Go through the entries below and pick out every line with "Added".

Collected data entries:
┌────────

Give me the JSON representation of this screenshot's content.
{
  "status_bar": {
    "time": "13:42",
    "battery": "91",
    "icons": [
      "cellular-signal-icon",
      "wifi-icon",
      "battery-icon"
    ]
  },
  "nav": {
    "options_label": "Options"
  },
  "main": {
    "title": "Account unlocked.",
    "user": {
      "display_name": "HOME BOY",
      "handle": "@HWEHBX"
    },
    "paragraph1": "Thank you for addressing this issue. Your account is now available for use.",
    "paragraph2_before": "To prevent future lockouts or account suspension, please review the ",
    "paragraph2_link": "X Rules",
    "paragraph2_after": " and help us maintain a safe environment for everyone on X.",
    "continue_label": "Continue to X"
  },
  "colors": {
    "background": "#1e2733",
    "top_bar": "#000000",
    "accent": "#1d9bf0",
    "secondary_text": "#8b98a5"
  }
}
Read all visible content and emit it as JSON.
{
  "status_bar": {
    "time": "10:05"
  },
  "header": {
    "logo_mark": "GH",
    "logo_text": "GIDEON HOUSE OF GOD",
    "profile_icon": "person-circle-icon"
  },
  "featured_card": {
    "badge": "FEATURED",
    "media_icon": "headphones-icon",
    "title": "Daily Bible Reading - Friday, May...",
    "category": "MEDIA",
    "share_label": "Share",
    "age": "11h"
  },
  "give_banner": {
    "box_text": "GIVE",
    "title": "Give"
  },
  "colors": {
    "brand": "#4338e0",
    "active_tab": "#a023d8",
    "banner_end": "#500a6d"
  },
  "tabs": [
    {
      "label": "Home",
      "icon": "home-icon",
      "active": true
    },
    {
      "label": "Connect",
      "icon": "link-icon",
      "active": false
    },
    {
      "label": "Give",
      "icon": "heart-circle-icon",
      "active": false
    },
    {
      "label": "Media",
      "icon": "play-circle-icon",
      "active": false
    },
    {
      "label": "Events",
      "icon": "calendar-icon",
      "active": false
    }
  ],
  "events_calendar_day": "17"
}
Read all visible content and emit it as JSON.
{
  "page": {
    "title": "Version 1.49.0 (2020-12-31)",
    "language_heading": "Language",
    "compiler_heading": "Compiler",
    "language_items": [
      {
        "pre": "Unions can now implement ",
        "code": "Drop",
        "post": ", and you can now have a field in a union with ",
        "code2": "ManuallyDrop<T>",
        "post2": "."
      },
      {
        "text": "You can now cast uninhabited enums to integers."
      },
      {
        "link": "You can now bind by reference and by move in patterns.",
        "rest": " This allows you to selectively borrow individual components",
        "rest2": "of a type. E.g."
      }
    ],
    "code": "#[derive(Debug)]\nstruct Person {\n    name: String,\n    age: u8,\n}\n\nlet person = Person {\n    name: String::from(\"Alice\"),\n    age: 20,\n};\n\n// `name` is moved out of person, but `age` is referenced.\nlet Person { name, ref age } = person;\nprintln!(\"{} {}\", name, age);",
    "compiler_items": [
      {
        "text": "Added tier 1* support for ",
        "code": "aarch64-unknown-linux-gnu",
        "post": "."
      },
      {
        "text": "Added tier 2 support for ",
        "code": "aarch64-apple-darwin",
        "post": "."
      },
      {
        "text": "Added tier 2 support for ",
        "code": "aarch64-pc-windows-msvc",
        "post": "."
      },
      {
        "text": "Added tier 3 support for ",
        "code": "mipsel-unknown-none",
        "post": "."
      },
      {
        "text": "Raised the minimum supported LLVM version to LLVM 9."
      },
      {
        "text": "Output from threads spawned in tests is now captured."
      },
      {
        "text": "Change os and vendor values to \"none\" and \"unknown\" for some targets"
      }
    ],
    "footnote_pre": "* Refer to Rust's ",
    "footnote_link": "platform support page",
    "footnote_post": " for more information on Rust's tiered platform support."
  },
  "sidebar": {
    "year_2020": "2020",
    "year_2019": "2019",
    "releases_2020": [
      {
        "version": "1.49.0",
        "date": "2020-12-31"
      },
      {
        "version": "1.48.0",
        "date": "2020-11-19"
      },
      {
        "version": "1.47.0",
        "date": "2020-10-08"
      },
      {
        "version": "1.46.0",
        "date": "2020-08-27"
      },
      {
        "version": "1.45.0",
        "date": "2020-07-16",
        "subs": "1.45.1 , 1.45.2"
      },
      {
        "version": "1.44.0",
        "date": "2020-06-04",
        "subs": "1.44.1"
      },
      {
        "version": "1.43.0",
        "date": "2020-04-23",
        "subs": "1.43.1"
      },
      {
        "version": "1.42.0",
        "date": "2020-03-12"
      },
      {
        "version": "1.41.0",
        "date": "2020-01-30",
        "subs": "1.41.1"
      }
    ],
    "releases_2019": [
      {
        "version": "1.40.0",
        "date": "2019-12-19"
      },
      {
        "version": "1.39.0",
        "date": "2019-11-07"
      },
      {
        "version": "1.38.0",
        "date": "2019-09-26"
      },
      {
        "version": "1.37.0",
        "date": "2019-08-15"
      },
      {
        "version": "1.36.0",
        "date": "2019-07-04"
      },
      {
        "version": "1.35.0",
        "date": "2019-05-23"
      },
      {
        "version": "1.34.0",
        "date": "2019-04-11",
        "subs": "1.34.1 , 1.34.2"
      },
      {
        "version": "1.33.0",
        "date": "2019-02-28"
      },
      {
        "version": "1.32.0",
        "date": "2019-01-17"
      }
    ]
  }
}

└────────

◆ **Exercise response**
        "text": "Added tier 1* support for ",
        "text": "Added tier 2 support for ",
        "text": "Added tier 2 support for ",
        "text": "Added tier 3 support for ",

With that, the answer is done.